Stored items from a collection:
•••••

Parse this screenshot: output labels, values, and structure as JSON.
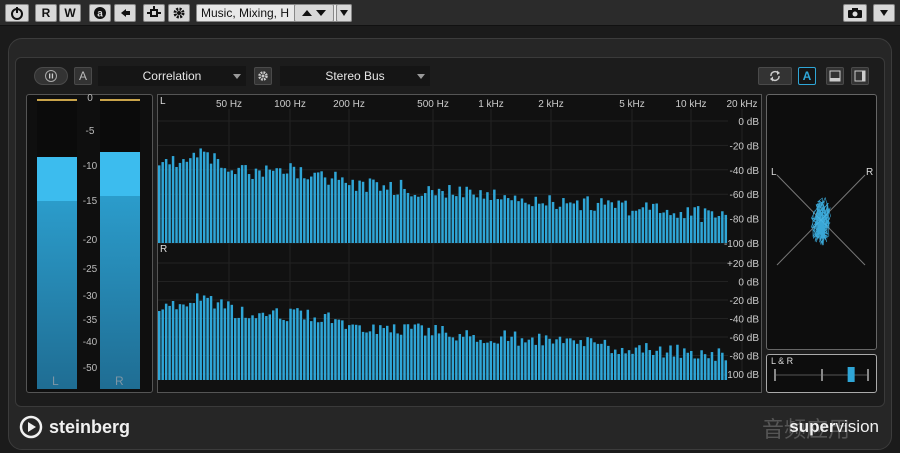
{
  "toolbar": {
    "record_label": "R",
    "write_label": "W",
    "preset_value": "Music, Mixing, H",
    "icons": [
      "power-icon",
      "automation-a-icon",
      "back-arrow-icon",
      "routing-icon",
      "gear-icon",
      "up-down-icon",
      "dropdown-arrow-icon",
      "camera-icon",
      "chevron-down-icon"
    ]
  },
  "plugin": {
    "module_label": "Correlation",
    "source_label": "Stereo Bus",
    "a_label": "A",
    "accent": "#2fa6d7",
    "background": "#262626"
  },
  "meter": {
    "scale": [
      "0",
      "-5",
      "-10",
      "-15",
      "-20",
      "-25",
      "-30",
      "-35",
      "-40",
      "-50"
    ],
    "channels": [
      {
        "label": "L",
        "level_db": -12,
        "peak_db": -7
      },
      {
        "label": "R",
        "level_db": -11,
        "peak_db": -4
      }
    ]
  },
  "spectrum": {
    "freq_labels": [
      "50 Hz",
      "100 Hz",
      "200 Hz",
      "500 Hz",
      "1 kHz",
      "2 kHz",
      "5 kHz",
      "10 kHz",
      "20 kHz"
    ],
    "db_top": [
      "0 dB",
      "-20 dB",
      "-40 dB",
      "-60 dB",
      "-80 dB",
      "-100 dB"
    ],
    "db_bottom": [
      "+20 dB",
      "0 dB",
      "-20 dB",
      "-40 dB",
      "-60 dB",
      "-80 dB",
      "-100 dB"
    ],
    "left_label": "L",
    "right_label": "R"
  },
  "vectorscope": {
    "left_label": "L",
    "right_label": "R",
    "corr_label": "L & R",
    "correlation": 0.62
  },
  "footer": {
    "brand": "steinberg",
    "product_bold": "super",
    "product_light": "vision",
    "watermark": "音频应用"
  }
}
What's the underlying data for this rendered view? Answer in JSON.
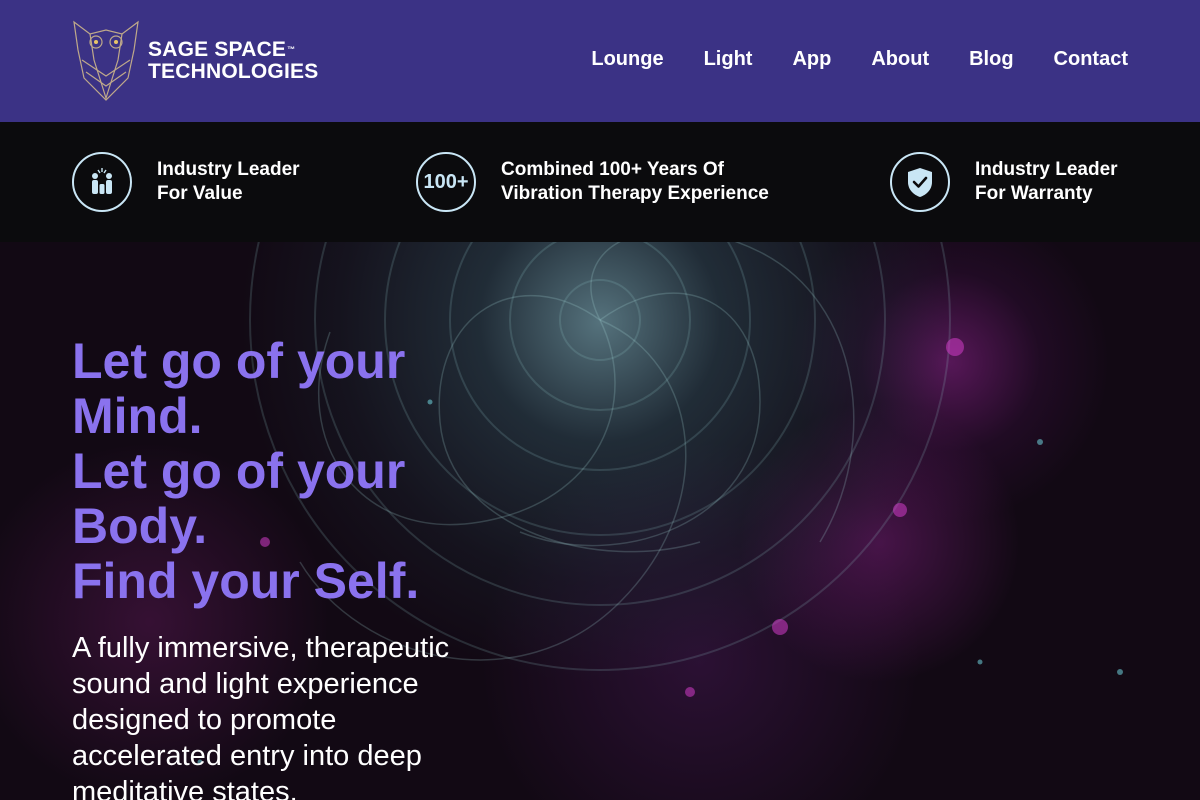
{
  "header": {
    "brand_line1": "SAGE SPACE",
    "brand_tm": "™",
    "brand_line2": "TECHNOLOGIES",
    "nav": [
      "Lounge",
      "Light",
      "App",
      "About",
      "Blog",
      "Contact"
    ]
  },
  "features": [
    {
      "icon": "people-icon",
      "badge_text": "",
      "line1": "Industry Leader",
      "line2": "For Value"
    },
    {
      "icon": "hundred-plus-icon",
      "badge_text": "100+",
      "line1": "Combined 100+ Years Of",
      "line2": "Vibration Therapy Experience"
    },
    {
      "icon": "shield-check-icon",
      "badge_text": "",
      "line1": "Industry Leader",
      "line2": "For Warranty"
    }
  ],
  "hero": {
    "headline": [
      "Let go of your",
      "Mind.",
      "Let go of your",
      "Body.",
      "Find your Self."
    ],
    "subtext": [
      "A fully immersive, therapeutic",
      "sound and light experience",
      "designed to promote",
      "accelerated entry into deep",
      "meditative states."
    ]
  },
  "colors": {
    "header_bg": "#3b3285",
    "feature_bar_bg": "#0b0b0d",
    "headline": "#8a72ee",
    "icon_ring": "#c9e6f5"
  }
}
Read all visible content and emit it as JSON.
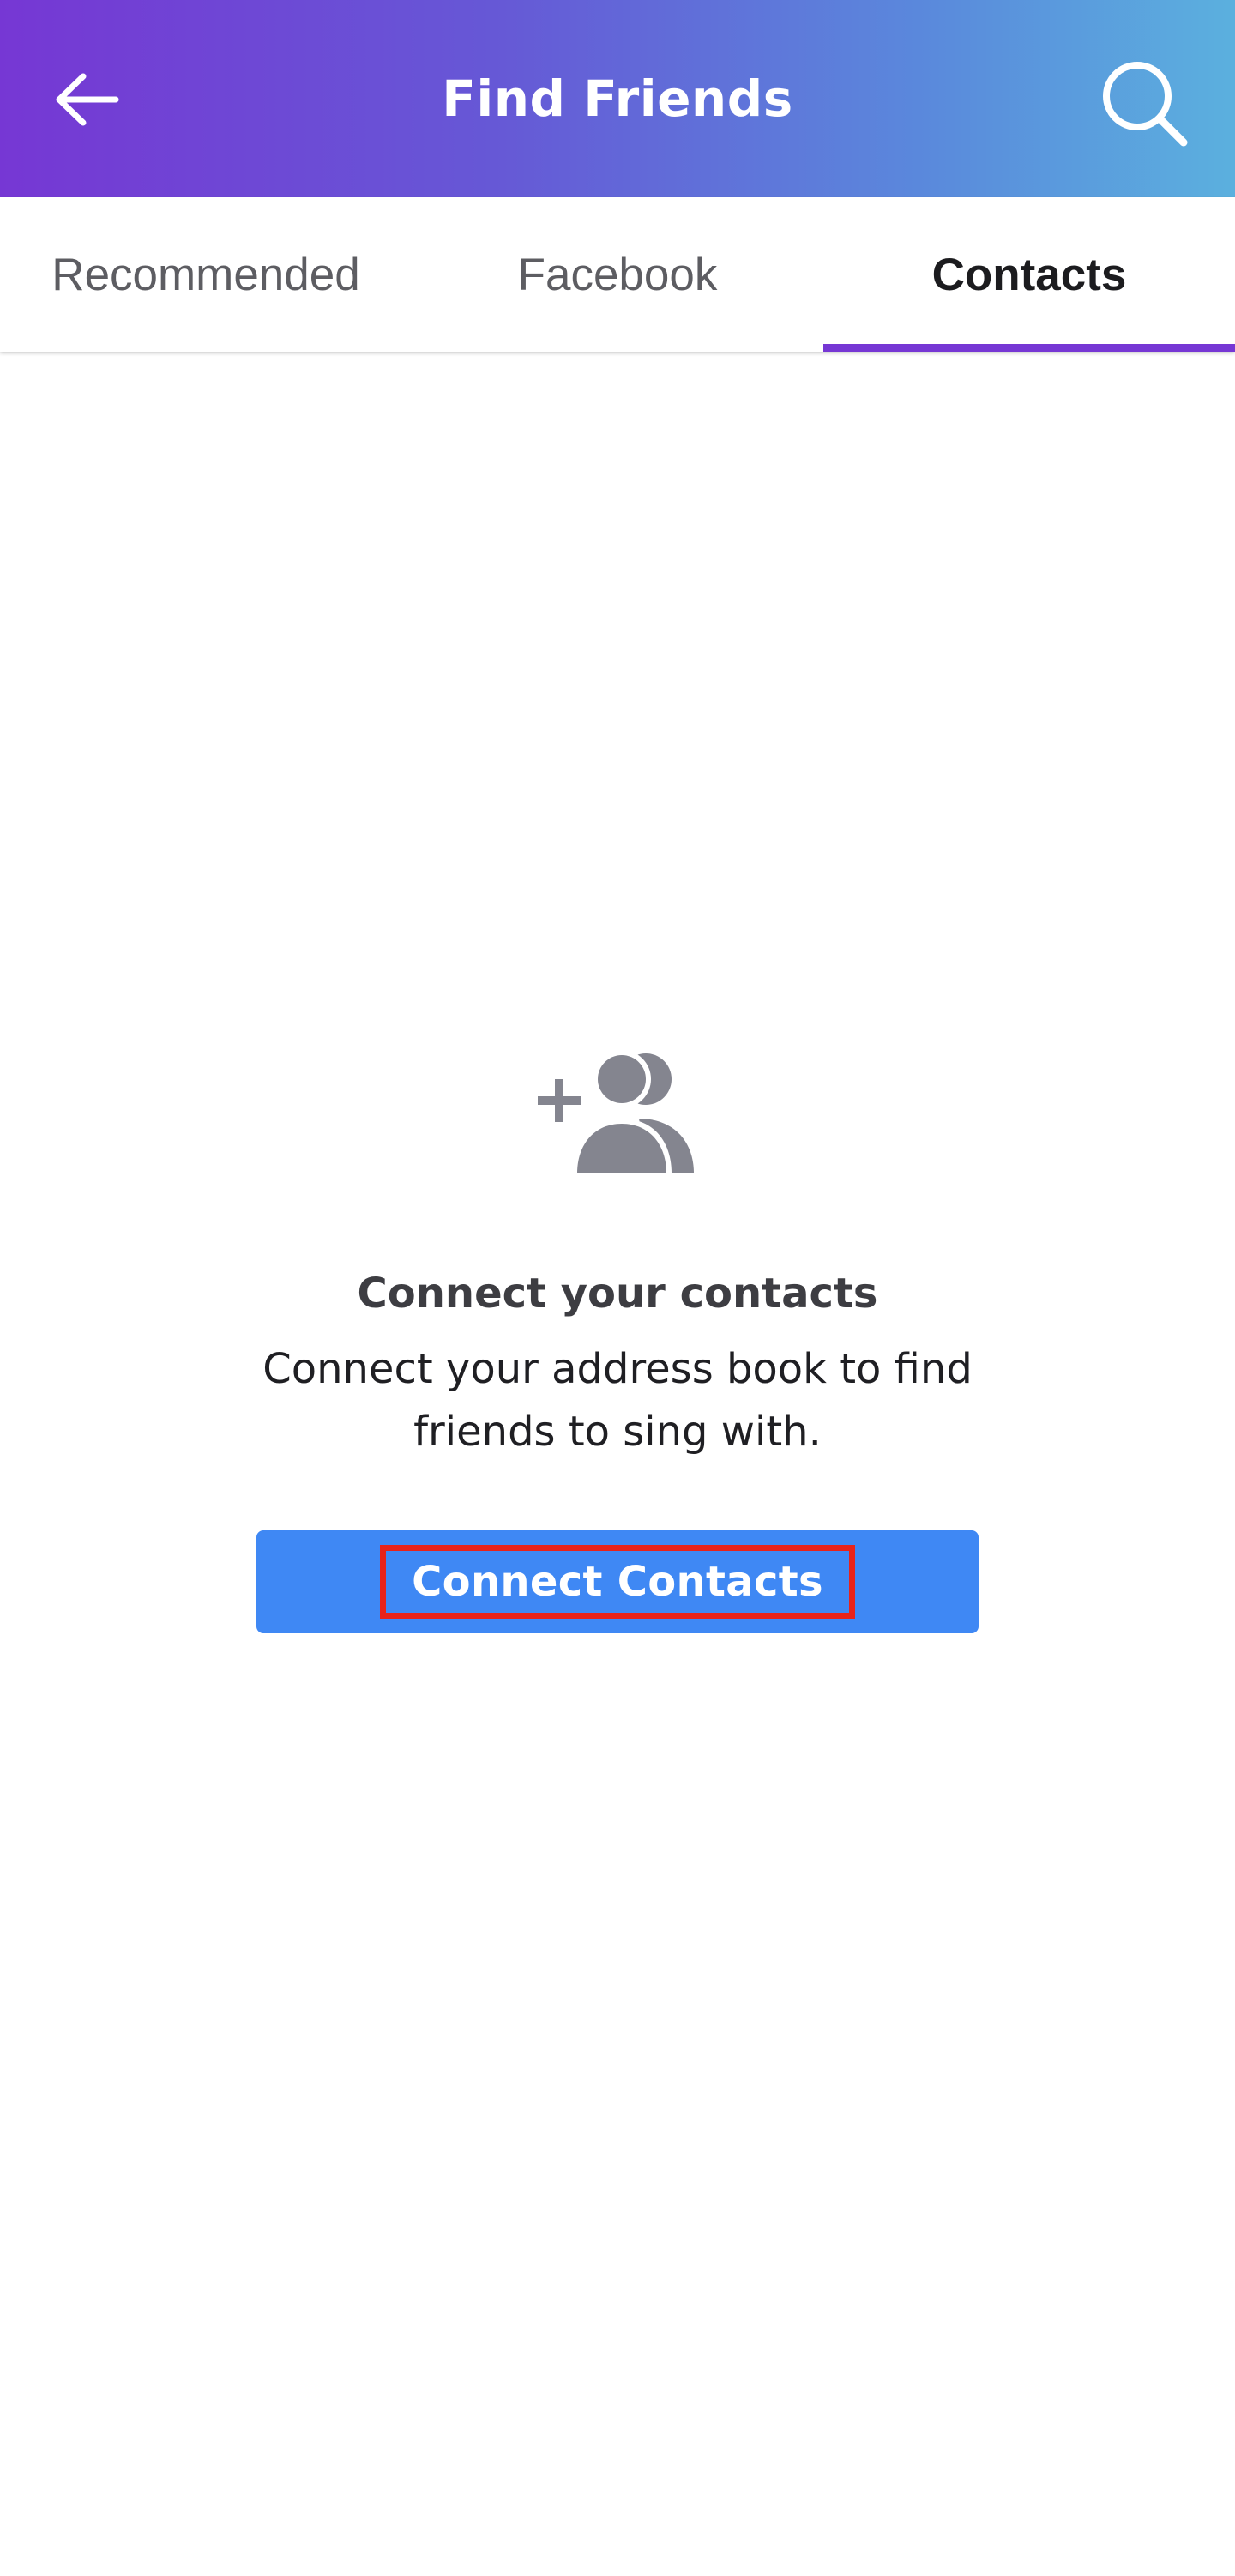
{
  "header": {
    "title": "Find Friends",
    "back_icon": "arrow-left-icon",
    "search_icon": "search-icon",
    "gradient_start": "#7637d4",
    "gradient_end": "#5bb0de"
  },
  "tabs": [
    {
      "label": "Recommended",
      "active": false
    },
    {
      "label": "Facebook",
      "active": false
    },
    {
      "label": "Contacts",
      "active": true
    }
  ],
  "tab_indicator_color": "#7637d4",
  "empty_state": {
    "icon": "add-contacts-icon",
    "title": "Connect your contacts",
    "description": "Connect your address book to find friends to sing with.",
    "button_label": "Connect Contacts",
    "button_color": "#3f88f4"
  }
}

•••••

Pictures are not part of the copy; output everything else in the records exactly.

* **Output for this exercise**:
Parse this screenshot: output labels, values, and structure as JSON.
{
  "toolbar": {
    "record_label": "R",
    "write_label": "W",
    "preset_value": "Music, Mixing, H",
    "icons": [
      "power-icon",
      "automation-a-icon",
      "back-arrow-icon",
      "routing-icon",
      "gear-icon",
      "up-down-icon",
      "dropdown-arrow-icon",
      "camera-icon",
      "chevron-down-icon"
    ]
  },
  "plugin": {
    "module_label": "Correlation",
    "source_label": "Stereo Bus",
    "a_label": "A",
    "accent": "#2fa6d7",
    "background": "#262626"
  },
  "meter": {
    "scale": [
      "0",
      "-5",
      "-10",
      "-15",
      "-20",
      "-25",
      "-30",
      "-35",
      "-40",
      "-50"
    ],
    "channels": [
      {
        "label": "L",
        "level_db": -12,
        "peak_db": -7
      },
      {
        "label": "R",
        "level_db": -11,
        "peak_db": -4
      }
    ]
  },
  "spectrum": {
    "freq_labels": [
      "50 Hz",
      "100 Hz",
      "200 Hz",
      "500 Hz",
      "1 kHz",
      "2 kHz",
      "5 kHz",
      "10 kHz",
      "20 kHz"
    ],
    "db_top": [
      "0 dB",
      "-20 dB",
      "-40 dB",
      "-60 dB",
      "-80 dB",
      "-100 dB"
    ],
    "db_bottom": [
      "+20 dB",
      "0 dB",
      "-20 dB",
      "-40 dB",
      "-60 dB",
      "-80 dB",
      "-100 dB"
    ],
    "left_label": "L",
    "right_label": "R"
  },
  "vectorscope": {
    "left_label": "L",
    "right_label": "R",
    "corr_label": "L & R",
    "correlation": 0.62
  },
  "footer": {
    "brand": "steinberg",
    "product_bold": "super",
    "product_light": "vision",
    "watermark": "音频应用"
  }
}
What's the underlying data for this rendered view? Answer in JSON.
{
  "header": {
    "brand_line1": "SAGE SPACE",
    "brand_tm": "™",
    "brand_line2": "TECHNOLOGIES",
    "nav": [
      "Lounge",
      "Light",
      "App",
      "About",
      "Blog",
      "Contact"
    ]
  },
  "features": [
    {
      "icon": "people-icon",
      "badge_text": "",
      "line1": "Industry Leader",
      "line2": "For Value"
    },
    {
      "icon": "hundred-plus-icon",
      "badge_text": "100+",
      "line1": "Combined 100+ Years Of",
      "line2": "Vibration Therapy Experience"
    },
    {
      "icon": "shield-check-icon",
      "badge_text": "",
      "line1": "Industry Leader",
      "line2": "For Warranty"
    }
  ],
  "hero": {
    "headline": [
      "Let go of your",
      "Mind.",
      "Let go of your",
      "Body.",
      "Find your Self."
    ],
    "subtext": [
      "A fully immersive, therapeutic",
      "sound and light experience",
      "designed to promote",
      "accelerated entry into deep",
      "meditative states."
    ]
  },
  "colors": {
    "header_bg": "#3b3285",
    "feature_bar_bg": "#0b0b0d",
    "headline": "#8a72ee",
    "icon_ring": "#c9e6f5"
  }
}
Read all visible content and emit it as JSON.
{
  "header": {
    "title": "Find Friends",
    "back_icon": "arrow-left-icon",
    "search_icon": "search-icon",
    "gradient_start": "#7637d4",
    "gradient_end": "#5bb0de"
  },
  "tabs": [
    {
      "label": "Recommended",
      "active": false
    },
    {
      "label": "Facebook",
      "active": false
    },
    {
      "label": "Contacts",
      "active": true
    }
  ],
  "tab_indicator_color": "#7637d4",
  "empty_state": {
    "icon": "add-contacts-icon",
    "title": "Connect your contacts",
    "description": "Connect your address book to find friends to sing with.",
    "button_label": "Connect Contacts",
    "button_color": "#3f88f4"
  }
}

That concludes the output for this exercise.